Entries taken from a collection
************

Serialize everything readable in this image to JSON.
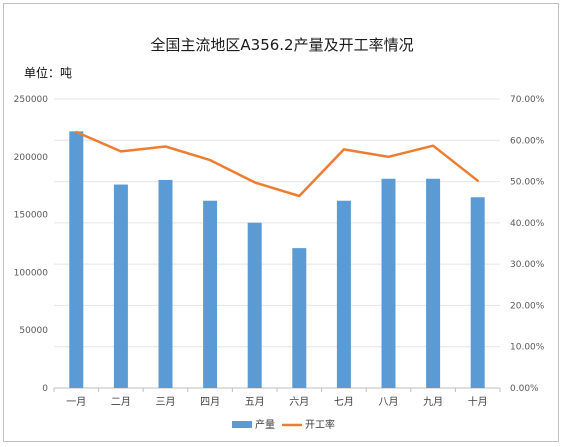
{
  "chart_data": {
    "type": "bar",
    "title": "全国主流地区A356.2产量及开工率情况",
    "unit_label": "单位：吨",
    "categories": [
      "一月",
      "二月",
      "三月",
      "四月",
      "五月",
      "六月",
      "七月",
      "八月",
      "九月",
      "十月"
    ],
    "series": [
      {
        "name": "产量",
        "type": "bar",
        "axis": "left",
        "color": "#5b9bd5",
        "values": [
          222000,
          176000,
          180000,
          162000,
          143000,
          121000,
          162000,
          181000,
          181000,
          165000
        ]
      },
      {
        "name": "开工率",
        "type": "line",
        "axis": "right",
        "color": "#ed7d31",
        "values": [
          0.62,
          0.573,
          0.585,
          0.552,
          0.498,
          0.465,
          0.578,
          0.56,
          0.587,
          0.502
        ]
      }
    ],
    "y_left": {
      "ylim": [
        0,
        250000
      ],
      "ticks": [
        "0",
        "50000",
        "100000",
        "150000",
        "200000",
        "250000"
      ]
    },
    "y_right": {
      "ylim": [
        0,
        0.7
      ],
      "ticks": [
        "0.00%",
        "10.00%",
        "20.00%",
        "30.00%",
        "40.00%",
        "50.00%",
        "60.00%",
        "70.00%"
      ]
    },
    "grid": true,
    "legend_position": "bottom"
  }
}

************

▶ **REQUEST**
Restate the full listing verbatim and drop every picture.

▶ **COMPLETE OUTPUT**
Serialize everything readable in this image to JSON.
{
  "chart_data": {
    "type": "bar",
    "title": "全国主流地区A356.2产量及开工率情况",
    "unit_label": "单位：吨",
    "categories": [
      "一月",
      "二月",
      "三月",
      "四月",
      "五月",
      "六月",
      "七月",
      "八月",
      "九月",
      "十月"
    ],
    "series": [
      {
        "name": "产量",
        "type": "bar",
        "axis": "left",
        "color": "#5b9bd5",
        "values": [
          222000,
          176000,
          180000,
          162000,
          143000,
          121000,
          162000,
          181000,
          181000,
          165000
        ]
      },
      {
        "name": "开工率",
        "type": "line",
        "axis": "right",
        "color": "#ed7d31",
        "values": [
          0.62,
          0.573,
          0.585,
          0.552,
          0.498,
          0.465,
          0.578,
          0.56,
          0.587,
          0.502
        ]
      }
    ],
    "y_left": {
      "ylim": [
        0,
        250000
      ],
      "ticks": [
        "0",
        "50000",
        "100000",
        "150000",
        "200000",
        "250000"
      ]
    },
    "y_right": {
      "ylim": [
        0,
        0.7
      ],
      "ticks": [
        "0.00%",
        "10.00%",
        "20.00%",
        "30.00%",
        "40.00%",
        "50.00%",
        "60.00%",
        "70.00%"
      ]
    },
    "grid": true,
    "legend_position": "bottom"
  }
}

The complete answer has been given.